Stored data entries

============

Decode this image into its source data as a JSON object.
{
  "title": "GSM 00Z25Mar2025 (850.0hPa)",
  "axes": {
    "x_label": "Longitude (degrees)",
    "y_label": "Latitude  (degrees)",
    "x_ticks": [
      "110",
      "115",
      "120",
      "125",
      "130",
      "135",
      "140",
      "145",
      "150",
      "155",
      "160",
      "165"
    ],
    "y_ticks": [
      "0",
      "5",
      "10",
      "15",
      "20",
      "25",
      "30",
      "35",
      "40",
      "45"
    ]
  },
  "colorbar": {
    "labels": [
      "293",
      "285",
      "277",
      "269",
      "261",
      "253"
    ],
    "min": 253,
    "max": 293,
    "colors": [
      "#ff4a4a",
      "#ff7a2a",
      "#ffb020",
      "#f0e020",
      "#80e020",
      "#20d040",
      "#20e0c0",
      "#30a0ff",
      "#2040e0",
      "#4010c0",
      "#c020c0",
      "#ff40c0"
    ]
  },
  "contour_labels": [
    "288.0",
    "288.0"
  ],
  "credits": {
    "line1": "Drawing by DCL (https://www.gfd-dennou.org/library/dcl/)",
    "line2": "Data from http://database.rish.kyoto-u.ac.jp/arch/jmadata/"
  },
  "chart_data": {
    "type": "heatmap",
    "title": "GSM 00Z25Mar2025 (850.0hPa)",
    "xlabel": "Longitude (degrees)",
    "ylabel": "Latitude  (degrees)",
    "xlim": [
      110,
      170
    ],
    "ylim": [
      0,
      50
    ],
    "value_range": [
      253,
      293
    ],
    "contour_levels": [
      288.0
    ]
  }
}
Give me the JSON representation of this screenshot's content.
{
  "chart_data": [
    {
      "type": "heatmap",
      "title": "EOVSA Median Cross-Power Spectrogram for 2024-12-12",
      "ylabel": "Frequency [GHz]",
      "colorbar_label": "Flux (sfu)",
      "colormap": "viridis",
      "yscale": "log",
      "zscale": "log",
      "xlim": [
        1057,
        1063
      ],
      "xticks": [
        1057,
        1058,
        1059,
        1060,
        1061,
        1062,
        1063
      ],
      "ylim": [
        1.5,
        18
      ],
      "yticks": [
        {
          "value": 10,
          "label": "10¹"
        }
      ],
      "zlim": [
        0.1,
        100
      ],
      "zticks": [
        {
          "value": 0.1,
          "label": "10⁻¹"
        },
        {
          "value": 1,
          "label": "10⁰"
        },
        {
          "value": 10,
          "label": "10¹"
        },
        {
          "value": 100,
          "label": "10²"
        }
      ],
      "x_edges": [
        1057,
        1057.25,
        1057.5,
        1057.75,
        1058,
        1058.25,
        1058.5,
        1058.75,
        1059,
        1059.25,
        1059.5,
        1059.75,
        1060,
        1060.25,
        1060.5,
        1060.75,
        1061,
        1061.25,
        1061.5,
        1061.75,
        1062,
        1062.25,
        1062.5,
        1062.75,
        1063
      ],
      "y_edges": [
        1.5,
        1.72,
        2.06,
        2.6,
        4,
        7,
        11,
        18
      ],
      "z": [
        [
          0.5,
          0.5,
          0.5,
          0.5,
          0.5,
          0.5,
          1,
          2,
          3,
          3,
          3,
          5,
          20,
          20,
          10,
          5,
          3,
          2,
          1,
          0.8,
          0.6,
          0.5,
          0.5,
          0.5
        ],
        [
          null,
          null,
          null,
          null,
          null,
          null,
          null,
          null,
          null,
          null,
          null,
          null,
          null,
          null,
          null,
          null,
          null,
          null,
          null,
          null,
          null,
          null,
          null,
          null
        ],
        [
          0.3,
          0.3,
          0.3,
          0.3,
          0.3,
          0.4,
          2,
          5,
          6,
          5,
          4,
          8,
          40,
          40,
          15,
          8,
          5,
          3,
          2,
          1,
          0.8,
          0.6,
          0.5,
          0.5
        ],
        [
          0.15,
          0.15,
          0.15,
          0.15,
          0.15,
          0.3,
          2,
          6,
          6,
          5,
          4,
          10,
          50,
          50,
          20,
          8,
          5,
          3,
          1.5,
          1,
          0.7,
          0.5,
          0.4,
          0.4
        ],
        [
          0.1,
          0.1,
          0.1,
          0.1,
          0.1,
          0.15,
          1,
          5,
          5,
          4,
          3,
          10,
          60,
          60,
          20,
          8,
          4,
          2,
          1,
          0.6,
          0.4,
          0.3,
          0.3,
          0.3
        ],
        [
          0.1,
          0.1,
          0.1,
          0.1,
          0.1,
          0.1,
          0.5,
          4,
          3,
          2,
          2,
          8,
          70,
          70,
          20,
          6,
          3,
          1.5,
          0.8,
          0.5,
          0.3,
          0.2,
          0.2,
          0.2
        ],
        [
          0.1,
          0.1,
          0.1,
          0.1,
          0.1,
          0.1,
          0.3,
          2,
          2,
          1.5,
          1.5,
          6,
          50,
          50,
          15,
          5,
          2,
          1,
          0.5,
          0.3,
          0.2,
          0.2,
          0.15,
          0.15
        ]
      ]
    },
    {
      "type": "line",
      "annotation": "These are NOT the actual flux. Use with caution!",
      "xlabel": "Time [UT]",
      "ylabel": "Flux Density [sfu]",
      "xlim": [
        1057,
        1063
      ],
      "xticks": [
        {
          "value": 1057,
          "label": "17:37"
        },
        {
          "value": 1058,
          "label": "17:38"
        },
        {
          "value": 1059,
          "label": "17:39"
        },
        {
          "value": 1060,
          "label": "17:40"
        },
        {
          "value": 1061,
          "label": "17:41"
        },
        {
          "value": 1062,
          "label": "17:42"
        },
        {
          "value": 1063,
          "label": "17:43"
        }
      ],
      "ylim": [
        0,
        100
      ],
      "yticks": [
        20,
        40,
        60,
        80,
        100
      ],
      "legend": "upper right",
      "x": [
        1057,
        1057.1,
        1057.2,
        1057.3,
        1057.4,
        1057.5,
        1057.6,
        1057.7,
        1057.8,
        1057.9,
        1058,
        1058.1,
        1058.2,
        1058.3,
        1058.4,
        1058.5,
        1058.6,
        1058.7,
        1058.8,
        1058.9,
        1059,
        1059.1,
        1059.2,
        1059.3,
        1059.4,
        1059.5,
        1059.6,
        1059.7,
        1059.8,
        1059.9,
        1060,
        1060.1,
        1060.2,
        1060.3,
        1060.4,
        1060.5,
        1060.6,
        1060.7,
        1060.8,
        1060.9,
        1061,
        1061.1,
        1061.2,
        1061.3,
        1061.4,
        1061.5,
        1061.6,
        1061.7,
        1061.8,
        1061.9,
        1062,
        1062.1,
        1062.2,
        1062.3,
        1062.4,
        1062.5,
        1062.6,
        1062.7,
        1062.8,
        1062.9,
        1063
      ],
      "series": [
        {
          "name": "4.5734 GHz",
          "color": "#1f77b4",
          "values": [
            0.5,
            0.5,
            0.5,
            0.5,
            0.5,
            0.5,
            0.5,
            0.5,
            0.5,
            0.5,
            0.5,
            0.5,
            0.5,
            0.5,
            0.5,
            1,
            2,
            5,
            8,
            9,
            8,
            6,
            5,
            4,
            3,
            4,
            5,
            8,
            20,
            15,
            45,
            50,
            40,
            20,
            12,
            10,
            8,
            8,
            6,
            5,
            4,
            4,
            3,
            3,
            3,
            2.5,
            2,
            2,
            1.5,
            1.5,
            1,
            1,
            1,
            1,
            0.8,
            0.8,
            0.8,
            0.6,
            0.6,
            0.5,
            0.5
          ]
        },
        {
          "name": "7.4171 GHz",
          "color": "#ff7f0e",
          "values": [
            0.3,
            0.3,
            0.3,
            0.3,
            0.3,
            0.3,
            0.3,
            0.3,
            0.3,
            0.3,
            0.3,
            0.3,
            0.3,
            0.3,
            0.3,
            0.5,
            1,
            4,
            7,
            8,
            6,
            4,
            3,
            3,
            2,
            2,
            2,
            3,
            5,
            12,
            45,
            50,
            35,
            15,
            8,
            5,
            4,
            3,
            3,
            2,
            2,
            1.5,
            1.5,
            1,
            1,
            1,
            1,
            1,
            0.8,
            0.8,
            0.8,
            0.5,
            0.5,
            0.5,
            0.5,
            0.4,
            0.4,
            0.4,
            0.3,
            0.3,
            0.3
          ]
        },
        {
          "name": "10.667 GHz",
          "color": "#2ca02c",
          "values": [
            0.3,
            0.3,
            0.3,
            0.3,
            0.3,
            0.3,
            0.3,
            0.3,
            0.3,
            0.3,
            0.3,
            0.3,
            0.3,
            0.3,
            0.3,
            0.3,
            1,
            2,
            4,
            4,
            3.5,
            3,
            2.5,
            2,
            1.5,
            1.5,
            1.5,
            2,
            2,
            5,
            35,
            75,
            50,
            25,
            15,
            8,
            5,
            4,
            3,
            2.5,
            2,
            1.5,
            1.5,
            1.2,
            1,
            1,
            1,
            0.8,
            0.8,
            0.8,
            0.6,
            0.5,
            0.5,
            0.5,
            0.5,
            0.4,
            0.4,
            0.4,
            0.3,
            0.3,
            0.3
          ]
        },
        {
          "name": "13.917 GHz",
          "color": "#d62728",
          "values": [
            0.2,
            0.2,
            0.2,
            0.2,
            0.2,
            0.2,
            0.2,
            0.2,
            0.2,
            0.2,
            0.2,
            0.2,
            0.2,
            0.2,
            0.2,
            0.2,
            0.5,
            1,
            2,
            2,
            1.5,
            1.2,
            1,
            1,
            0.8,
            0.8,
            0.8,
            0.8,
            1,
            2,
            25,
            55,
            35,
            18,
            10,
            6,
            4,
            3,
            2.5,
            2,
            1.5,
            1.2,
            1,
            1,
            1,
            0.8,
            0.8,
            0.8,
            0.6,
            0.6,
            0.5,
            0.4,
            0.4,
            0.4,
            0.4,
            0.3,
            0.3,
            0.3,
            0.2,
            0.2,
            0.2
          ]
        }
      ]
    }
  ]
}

============

SHORT EXERCISE => Of the lines in the records, how many contain the word "xlabel"? Answer with the number and nothing else.

OUTPUT BELOW => 2